▶ _Written task_: For this exercise, copy out each line of the material below that includes "application".

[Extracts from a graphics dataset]
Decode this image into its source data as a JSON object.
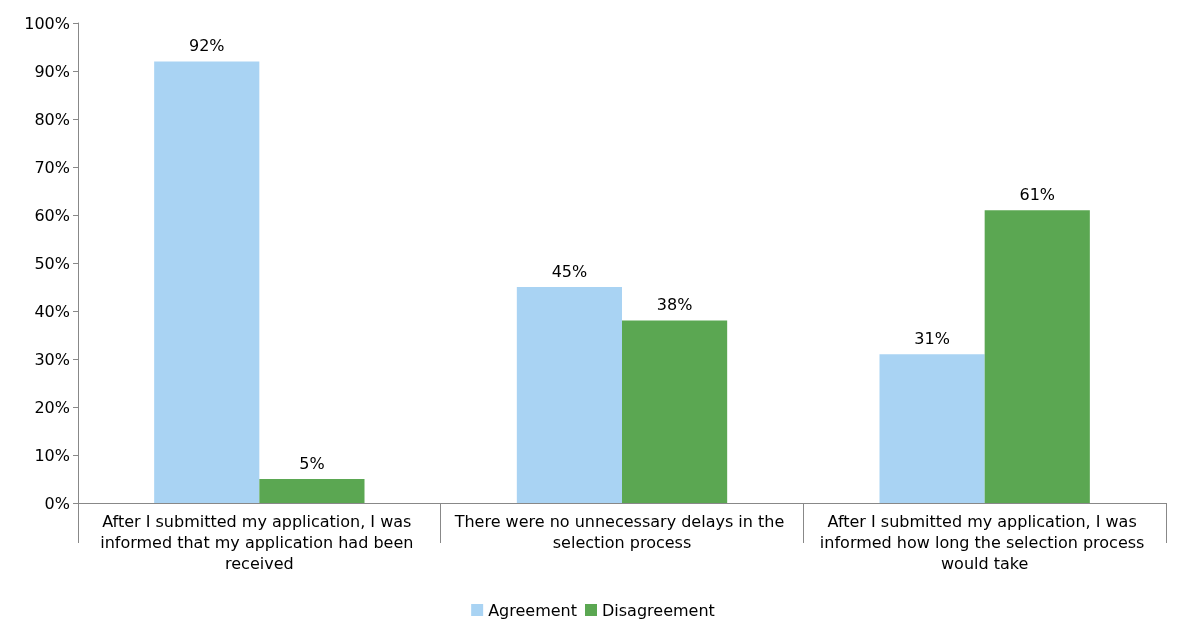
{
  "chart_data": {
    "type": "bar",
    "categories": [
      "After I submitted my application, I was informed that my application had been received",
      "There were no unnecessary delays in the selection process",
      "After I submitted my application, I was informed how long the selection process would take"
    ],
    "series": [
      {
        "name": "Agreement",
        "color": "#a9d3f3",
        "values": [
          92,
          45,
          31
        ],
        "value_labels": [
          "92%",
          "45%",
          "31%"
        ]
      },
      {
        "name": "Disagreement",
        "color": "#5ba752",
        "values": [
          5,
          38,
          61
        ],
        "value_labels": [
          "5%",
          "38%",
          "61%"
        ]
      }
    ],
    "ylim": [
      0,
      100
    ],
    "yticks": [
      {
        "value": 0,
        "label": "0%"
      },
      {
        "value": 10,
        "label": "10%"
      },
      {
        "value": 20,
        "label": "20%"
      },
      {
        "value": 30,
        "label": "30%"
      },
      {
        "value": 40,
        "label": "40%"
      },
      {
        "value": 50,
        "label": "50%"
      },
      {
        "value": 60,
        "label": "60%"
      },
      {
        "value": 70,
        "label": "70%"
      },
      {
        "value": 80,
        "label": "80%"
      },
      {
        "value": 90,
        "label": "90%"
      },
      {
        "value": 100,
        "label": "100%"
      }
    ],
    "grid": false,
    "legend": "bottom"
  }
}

---

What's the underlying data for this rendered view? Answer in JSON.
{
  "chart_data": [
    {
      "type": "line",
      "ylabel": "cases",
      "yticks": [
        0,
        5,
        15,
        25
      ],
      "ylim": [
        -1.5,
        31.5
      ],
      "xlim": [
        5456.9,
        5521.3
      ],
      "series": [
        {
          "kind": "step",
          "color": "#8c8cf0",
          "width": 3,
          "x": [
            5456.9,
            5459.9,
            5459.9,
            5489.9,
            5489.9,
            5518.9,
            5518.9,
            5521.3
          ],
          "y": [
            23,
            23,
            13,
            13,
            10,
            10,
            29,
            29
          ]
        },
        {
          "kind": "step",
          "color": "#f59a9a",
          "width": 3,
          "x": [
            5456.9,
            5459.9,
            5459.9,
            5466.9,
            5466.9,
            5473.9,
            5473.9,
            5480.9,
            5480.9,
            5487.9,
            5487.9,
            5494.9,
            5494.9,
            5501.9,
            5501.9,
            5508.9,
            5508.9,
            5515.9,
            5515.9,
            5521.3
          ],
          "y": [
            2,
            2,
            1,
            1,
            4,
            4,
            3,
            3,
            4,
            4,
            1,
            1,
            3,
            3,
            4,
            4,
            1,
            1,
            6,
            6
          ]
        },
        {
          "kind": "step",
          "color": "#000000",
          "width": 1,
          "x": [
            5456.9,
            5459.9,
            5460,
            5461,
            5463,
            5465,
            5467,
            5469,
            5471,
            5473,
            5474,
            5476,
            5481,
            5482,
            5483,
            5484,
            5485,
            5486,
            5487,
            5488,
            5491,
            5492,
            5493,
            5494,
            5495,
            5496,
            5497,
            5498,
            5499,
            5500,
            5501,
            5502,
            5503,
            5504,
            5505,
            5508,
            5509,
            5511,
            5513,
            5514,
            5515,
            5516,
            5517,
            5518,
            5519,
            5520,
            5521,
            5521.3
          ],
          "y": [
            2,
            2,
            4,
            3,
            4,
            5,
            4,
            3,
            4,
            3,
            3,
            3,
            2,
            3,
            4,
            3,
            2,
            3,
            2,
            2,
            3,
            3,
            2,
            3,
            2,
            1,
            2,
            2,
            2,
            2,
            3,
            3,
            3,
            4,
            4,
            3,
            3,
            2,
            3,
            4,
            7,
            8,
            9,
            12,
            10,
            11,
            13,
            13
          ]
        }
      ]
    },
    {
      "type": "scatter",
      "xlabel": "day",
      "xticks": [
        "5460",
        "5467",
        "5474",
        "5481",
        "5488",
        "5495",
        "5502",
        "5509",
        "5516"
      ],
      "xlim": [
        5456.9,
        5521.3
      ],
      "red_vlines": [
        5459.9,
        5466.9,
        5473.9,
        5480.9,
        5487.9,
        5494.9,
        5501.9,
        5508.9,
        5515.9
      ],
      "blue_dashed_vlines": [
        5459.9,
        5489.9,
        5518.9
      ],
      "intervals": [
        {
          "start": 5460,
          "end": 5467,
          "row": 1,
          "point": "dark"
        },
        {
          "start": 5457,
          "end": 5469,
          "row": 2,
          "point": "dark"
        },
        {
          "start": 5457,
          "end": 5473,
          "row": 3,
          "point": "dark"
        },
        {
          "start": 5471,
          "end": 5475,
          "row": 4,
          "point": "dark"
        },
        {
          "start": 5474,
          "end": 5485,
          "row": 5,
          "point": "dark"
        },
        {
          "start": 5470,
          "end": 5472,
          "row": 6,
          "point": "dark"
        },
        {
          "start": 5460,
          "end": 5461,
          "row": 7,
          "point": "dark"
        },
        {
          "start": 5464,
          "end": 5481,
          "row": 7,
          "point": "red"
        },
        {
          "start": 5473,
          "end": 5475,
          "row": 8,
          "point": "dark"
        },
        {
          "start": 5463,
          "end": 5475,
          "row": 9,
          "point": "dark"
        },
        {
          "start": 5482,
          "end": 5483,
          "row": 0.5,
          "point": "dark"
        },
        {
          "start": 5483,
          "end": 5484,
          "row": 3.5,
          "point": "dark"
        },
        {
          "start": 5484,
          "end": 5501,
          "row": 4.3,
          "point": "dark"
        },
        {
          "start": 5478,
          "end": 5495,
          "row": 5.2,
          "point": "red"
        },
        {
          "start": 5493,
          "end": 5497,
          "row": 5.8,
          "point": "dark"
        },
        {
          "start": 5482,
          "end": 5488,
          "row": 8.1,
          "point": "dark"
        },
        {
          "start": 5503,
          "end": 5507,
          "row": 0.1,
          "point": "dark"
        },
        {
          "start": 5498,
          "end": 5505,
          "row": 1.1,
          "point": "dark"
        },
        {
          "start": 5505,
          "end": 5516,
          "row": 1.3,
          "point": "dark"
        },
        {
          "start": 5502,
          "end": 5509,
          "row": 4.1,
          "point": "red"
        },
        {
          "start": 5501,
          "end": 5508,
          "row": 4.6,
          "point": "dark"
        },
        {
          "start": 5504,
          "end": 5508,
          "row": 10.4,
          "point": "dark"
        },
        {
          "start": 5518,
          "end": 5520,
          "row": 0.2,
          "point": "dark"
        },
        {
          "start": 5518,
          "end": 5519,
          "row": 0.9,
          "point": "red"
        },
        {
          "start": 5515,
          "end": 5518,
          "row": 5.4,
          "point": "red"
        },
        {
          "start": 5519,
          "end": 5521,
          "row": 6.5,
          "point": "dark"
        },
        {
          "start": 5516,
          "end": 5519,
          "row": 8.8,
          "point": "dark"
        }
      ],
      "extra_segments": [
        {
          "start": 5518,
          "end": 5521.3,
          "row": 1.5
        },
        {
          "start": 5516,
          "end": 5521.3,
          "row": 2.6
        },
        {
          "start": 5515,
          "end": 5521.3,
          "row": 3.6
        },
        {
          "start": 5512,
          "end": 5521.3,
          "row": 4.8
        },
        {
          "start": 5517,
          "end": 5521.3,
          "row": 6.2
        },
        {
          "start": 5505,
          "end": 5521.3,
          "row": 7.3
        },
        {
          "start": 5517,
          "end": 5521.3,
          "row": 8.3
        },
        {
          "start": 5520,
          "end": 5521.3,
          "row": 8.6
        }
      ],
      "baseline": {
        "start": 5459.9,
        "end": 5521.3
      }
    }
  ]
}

▶ _Reply to the task_:
      "After I submitted my application, I was informed that my application had been received",
      "After I submitted my application, I was informed how long the selection process would take"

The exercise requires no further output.